Data entries:
........

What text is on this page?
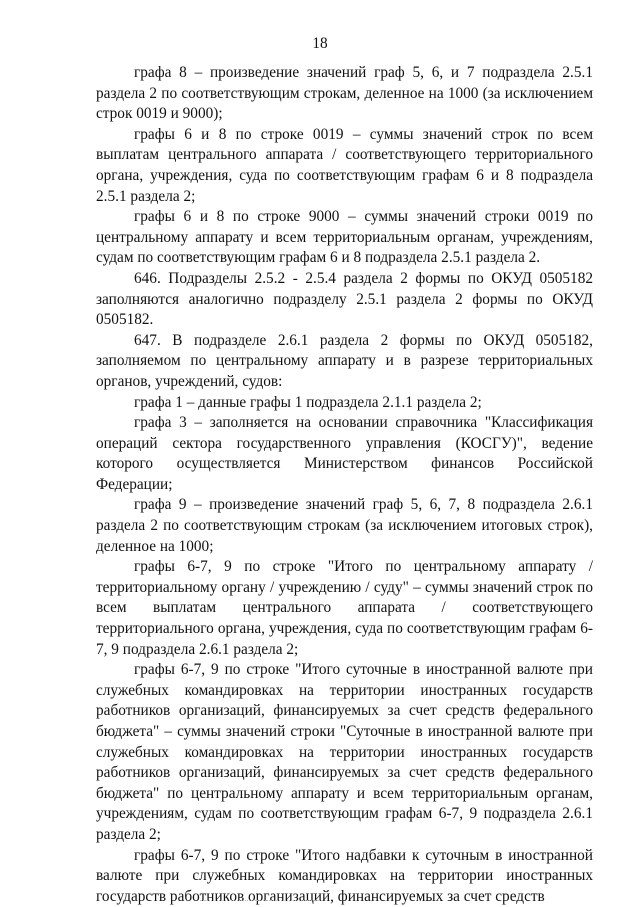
18

графа 8 – произведение значений граф 5, 6, и 7 подраздела 2.5.1 раздела 2 по соответствующим строкам, деленное на 1000 (за исключением строк 0019 и 9000);

графы 6 и 8 по строке 0019 – суммы значений строк по всем выплатам центрального аппарата / соответствующего территориального органа, учреждения, суда по соответствующим графам 6 и 8 подраздела 2.5.1 раздела 2;

графы 6 и 8 по строке 9000 – суммы значений строки 0019 по центральному аппарату и всем территориальным органам, учреждениям, судам по соответствующим графам 6 и 8 подраздела 2.5.1 раздела 2.

646. Подразделы 2.5.2 - 2.5.4 раздела 2 формы по ОКУД 0505182 заполняются аналогично подразделу 2.5.1 раздела 2 формы по ОКУД 0505182.

647. В подразделе 2.6.1 раздела 2 формы по ОКУД 0505182, заполняемом по центральному аппарату и в разрезе территориальных органов, учреждений, судов:

графа 1 – данные графы 1 подраздела 2.1.1 раздела 2;

графа 3 – заполняется на основании справочника "Классификация операций сектора государственного управления (КОСГУ)", ведение которого осуществляется Министерством финансов Российской Федерации;

графа 9 – произведение значений граф 5, 6, 7, 8 подраздела 2.6.1 раздела 2 по соответствующим строкам (за исключением итоговых строк), деленное на 1000;

графы 6-7, 9 по строке "Итого по центральному аппарату / территориальному органу / учреждению / суду" – суммы значений строк по всем выплатам центрального аппарата / соответствующего территориального органа, учреждения, суда по соответствующим графам 6-7, 9 подраздела 2.6.1 раздела 2;

графы 6-7, 9 по строке "Итого суточные в иностранной валюте при служебных командировках на территории иностранных государств работников организаций, финансируемых за счет средств федерального бюджета" – суммы значений строки "Суточные в иностранной валюте при служебных командировках на территории иностранных государств работников организаций, финансируемых за счет средств федерального бюджета" по центральному аппарату и всем территориальным органам, учреждениям, судам по соответствующим графам 6-7, 9 подраздела 2.6.1 раздела 2;

графы 6-7, 9 по строке "Итого надбавки к суточным в иностранной валюте при служебных командировках на территории иностранных государств работников организаций, финансируемых за счет средств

........

# [To be done]
Which lines in the records above contain the string "формы"? Copy each one.

# [Final result]
646. Подразделы 2.5.2 - 2.5.4 раздела 2 формы по ОКУД 0505182 заполняются аналогично подразделу 2.5.1 раздела 2 формы по ОКУД 0505182.
647. В подразделе 2.6.1 раздела 2 формы по ОКУД 0505182, заполняемом по центральному аппарату и в разрезе территориальных органов, учреждений, судов:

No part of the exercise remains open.